Collection entries:
--------

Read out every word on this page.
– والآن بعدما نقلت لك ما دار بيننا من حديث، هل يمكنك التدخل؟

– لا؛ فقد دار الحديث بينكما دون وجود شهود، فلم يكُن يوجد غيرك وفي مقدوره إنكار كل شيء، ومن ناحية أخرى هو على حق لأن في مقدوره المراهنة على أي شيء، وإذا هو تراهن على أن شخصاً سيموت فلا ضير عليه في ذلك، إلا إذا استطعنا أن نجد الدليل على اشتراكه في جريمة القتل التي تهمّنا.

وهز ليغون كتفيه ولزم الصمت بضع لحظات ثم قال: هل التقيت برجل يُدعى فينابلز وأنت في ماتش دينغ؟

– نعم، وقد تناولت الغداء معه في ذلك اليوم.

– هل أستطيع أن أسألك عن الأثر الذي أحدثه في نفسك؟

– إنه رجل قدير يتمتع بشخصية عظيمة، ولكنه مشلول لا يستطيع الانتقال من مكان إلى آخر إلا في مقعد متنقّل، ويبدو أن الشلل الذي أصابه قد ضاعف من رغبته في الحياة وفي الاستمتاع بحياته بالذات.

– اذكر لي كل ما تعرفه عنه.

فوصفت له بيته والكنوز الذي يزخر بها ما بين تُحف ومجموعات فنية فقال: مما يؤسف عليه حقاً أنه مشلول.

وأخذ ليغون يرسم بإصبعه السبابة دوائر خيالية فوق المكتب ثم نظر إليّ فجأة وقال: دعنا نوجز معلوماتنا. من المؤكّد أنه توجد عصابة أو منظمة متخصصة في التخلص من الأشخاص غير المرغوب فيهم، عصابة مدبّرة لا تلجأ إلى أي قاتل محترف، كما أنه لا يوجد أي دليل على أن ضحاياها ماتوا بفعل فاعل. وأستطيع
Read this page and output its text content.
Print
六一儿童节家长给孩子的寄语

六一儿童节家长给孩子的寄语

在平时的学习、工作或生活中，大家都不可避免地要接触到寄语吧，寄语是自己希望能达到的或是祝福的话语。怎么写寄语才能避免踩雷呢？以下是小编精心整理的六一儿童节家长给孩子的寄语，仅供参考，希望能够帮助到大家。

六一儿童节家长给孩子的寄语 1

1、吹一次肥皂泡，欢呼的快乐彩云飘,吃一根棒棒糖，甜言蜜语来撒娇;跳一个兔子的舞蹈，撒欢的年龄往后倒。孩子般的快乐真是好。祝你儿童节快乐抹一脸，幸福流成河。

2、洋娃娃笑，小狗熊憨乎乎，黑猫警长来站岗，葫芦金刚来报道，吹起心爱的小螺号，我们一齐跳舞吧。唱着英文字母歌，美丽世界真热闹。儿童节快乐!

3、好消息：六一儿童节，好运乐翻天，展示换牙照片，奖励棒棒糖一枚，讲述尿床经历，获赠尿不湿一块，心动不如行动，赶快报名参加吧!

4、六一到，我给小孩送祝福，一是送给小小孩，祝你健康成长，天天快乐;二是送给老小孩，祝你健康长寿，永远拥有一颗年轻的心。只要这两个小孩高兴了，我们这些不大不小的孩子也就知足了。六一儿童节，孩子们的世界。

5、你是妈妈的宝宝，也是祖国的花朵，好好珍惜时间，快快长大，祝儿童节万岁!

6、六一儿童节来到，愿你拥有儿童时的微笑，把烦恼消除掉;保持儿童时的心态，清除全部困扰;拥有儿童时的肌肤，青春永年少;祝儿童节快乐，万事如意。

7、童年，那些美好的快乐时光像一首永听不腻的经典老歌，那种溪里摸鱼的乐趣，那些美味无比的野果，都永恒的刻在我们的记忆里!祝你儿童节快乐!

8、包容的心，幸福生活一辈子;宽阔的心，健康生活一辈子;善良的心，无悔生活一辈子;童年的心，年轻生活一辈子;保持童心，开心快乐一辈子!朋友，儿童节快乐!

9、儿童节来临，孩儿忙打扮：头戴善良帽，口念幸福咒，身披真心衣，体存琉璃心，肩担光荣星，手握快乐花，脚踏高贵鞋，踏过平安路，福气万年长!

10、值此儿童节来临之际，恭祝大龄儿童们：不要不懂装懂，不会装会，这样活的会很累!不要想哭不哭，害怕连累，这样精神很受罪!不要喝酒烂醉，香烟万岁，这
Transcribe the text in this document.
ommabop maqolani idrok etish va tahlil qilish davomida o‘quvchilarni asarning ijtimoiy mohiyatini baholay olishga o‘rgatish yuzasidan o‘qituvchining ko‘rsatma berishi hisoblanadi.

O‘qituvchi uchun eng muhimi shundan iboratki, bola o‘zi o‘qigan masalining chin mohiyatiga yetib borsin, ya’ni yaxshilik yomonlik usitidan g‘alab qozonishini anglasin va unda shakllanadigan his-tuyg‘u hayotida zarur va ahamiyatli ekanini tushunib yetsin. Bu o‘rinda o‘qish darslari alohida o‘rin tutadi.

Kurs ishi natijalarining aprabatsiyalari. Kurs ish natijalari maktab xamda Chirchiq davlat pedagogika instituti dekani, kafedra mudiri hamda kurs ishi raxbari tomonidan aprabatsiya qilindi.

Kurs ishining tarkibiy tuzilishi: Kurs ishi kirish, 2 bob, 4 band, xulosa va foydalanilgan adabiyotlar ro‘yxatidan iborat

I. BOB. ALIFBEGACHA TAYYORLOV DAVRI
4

--------

In the listing above, find the lines holding the word "Read" and copy them.

--- Answer to the problem ---
Read out every word on this page.
Read this page and output its text content.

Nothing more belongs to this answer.